┌─ 読む文章
例えば、突起部73の個数は、一つでもよい。又は、例えば板バネ金具7の幅W7が局所的に広く又は狭くてもよい。又は、例えば複数の板バネ金具7がケース5の開口部55の短辺方向に並んで配置されてもよい。
但し、本例のように幅W7が幅W1の60%以上80%以下であり、ある程度大きい上に、板バネ金具7の個数が一つであると、組立部品点数が少ない。この点で、リアクトル1Aは組立作業性に優れる。
【0094】
〈封止樹脂部〉
封止樹脂部6は、ケース5内に充填される。また、封止樹脂部6は、組合体10を覆う。より具体的には、封止樹脂部6は、組合体10とケース5との隙間に介在される。また、封止樹脂部6は、組合体10における開口部55側の領域を覆う。このような封止樹脂部6は、組合体10の機械的保護、外部環境からの保護、組合体10とケース5との間の電気的絶縁性の向上、組合体10とケース5との一体化によるリアクトル1Aの強度や剛性の向上といった種々の機能を奏する。封止樹脂部6の材質によっては放熱性の向上も期待できる。なお、外部環境からの保護は、防食性の向上等を目的とする。
└─
▸ 課題の内容:
1 > リアクトルの説明文にある「この点で、リアクトル1Aは組立作業性に優れる。」という一文を英語に訳せ。
2 > リアクトルの説明文の「但し、本例のように幅W7が幅」から「防食性の向上等を目的とする。」までを、「組合体10」を「組立体10」に置き換えて書き直せ。
3 > 封止樹脂部の説明で終わっているリアクトルの説明文を、その先へ書き継げ。
┌─ 元資料
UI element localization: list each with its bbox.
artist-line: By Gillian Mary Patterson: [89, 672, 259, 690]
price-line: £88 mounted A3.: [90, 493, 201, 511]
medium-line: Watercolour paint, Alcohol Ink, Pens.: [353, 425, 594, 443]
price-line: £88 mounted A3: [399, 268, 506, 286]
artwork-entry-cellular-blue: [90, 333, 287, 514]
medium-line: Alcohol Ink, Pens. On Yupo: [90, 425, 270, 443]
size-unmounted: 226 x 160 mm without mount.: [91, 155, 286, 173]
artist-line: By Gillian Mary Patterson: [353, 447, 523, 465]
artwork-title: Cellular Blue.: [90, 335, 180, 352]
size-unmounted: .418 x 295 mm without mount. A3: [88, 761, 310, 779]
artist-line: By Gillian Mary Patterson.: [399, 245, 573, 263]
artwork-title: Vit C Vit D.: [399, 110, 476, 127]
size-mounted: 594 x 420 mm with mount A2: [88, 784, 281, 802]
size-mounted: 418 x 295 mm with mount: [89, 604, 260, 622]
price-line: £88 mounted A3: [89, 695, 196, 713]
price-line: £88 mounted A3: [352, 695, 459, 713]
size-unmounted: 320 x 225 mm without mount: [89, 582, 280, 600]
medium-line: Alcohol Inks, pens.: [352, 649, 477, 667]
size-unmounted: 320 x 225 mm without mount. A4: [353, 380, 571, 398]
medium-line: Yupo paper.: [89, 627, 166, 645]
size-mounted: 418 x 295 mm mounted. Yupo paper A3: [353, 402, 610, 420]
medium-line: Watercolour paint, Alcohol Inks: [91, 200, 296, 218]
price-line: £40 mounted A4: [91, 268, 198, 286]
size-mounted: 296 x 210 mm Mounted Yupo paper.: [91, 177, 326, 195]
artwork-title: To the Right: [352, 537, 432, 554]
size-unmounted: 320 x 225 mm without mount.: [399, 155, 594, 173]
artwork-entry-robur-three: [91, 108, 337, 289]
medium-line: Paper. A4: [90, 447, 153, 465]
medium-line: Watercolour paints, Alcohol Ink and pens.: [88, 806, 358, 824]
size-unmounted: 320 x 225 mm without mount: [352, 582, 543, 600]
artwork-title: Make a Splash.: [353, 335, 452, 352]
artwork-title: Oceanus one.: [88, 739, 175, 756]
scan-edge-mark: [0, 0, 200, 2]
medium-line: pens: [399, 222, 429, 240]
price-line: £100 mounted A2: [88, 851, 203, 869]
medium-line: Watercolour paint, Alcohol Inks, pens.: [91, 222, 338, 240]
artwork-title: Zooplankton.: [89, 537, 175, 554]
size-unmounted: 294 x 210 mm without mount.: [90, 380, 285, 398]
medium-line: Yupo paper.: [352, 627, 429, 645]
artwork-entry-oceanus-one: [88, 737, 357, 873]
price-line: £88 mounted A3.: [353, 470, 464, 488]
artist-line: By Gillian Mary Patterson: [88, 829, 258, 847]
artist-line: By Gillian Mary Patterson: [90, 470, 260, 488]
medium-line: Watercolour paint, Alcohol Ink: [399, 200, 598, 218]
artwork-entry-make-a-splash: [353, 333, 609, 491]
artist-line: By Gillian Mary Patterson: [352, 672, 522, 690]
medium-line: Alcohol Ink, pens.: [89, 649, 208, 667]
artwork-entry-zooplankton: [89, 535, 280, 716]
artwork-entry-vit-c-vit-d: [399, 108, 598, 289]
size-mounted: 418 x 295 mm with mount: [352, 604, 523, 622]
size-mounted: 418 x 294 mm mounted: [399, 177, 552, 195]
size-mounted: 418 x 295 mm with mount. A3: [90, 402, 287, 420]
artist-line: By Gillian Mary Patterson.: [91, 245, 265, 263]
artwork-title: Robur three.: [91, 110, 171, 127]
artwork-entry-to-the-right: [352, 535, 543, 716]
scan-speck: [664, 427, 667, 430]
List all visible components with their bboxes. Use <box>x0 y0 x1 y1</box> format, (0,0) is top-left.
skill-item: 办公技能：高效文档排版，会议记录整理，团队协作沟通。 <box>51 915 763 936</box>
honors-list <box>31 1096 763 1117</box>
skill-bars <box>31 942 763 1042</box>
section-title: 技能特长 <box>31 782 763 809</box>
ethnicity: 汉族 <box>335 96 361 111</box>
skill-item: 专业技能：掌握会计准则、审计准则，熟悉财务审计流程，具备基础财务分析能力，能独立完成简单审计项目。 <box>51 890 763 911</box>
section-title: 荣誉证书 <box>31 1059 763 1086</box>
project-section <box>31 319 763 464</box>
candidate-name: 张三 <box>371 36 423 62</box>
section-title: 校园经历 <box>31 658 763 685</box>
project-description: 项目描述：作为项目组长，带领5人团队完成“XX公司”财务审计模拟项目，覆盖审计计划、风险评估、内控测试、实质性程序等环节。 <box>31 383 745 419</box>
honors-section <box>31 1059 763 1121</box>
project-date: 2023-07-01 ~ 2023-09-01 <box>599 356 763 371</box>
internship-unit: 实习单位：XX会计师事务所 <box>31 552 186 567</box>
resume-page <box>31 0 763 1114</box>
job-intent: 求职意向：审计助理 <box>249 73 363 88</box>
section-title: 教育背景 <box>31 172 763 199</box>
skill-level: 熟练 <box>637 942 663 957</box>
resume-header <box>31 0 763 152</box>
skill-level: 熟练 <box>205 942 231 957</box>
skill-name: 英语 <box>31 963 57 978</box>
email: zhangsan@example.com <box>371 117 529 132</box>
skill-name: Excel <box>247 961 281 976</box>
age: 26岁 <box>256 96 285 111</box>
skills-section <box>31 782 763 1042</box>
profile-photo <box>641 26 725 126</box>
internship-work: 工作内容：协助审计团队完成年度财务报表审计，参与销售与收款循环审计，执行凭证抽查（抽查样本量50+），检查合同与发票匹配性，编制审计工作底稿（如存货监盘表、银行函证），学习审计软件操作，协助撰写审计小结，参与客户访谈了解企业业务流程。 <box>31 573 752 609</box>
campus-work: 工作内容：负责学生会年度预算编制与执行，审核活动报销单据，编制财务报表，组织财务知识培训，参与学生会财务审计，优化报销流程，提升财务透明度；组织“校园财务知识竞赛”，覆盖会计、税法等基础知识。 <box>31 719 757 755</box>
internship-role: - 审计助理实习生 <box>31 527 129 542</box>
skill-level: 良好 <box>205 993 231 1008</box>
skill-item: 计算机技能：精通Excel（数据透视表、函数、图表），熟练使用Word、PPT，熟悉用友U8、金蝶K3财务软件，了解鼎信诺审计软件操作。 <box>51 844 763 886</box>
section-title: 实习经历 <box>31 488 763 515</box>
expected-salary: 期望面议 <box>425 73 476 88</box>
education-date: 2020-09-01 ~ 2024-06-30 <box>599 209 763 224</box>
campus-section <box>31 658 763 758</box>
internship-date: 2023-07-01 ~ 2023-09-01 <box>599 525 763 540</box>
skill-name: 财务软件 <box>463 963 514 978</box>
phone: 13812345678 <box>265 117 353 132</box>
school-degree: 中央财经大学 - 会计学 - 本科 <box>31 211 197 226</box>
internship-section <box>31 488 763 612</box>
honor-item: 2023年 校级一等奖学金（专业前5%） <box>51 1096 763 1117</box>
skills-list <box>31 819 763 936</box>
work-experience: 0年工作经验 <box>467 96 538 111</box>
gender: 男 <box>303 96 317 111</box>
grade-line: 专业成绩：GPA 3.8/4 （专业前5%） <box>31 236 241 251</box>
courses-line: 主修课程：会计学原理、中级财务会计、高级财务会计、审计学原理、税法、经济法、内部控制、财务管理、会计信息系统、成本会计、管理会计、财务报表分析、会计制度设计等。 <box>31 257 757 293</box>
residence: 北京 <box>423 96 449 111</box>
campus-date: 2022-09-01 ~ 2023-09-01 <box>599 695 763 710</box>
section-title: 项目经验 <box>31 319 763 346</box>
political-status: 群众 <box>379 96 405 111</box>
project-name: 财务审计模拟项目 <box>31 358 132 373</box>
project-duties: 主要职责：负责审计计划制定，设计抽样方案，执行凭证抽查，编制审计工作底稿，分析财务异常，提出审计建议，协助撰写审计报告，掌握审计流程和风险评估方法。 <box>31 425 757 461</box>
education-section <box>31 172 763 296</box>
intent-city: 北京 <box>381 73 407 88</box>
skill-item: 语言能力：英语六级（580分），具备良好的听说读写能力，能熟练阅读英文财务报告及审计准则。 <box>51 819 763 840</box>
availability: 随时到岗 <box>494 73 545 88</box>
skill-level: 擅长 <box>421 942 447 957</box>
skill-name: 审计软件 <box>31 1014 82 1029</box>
└─
▸ 課題ごとの解答:
1 > In this respect, the reactor 1A is excellent in assembly workability.

2 >
但し、本例のように幅W7が幅W1の60%以上80%以下であり、ある程度大きい上に、板バネ金具7の個数が一つであると、組立部品点数が少ない。この点で、リアクトル1Aは組立作業性に優れる。
【0094】
〈封止樹脂部〉
封止樹脂部6は、ケース5内に充填される。また、封止樹脂部6は、組立体10を覆う。より具体的には、封止樹脂部6は、組立体10とケース5との隙間に介在される。また、封止樹脂部6は、組立体10における開口部55側の領域を覆う。このような封止樹脂部6は、組立体10の機械的保護、外部環境からの保護、組立体10とケース5との間の電気的絶縁性の向上、組立体10とケース5との一体化によるリアクトル1Aの強度や剛性の向上といった種々の機能を奏する。封止樹脂部6の材質によっては放熱性の向上も期待できる。なお、外部環境からの保護は、防食性の向上等を目的とする。

3 >
【0095】
本例の封止樹脂部6は、組合体10の全体、及び板バネ金具7の全体を埋設する。そのため、封止樹脂部6は、板バネ金具7の両端部71,72がケース5の内壁面521,522に直接押圧された状態、即ち板バネ金具7が湾曲された状態を維持する機能も奏すると期待される。板バネ金具7が湾曲された状態が長期にわたり維持されることで、板バネ金具7は、組合体10を内底面510側に押圧する付勢力を発現し続けられる。そのため、封止樹脂部6がケース5から剥離するような応力が封止樹脂部6に作用して、組合体10が封止樹脂部6と共にケース5から脱落しようとしても、板バネ金具7は、上記の脱落を効果的に防止できる。
【0096】
封止樹脂部6の埋設範囲は適宜変更できる。例えば、板バネ金具7の少なくとも一部や組合体10の一部が封止樹脂部6から露出されてもよい。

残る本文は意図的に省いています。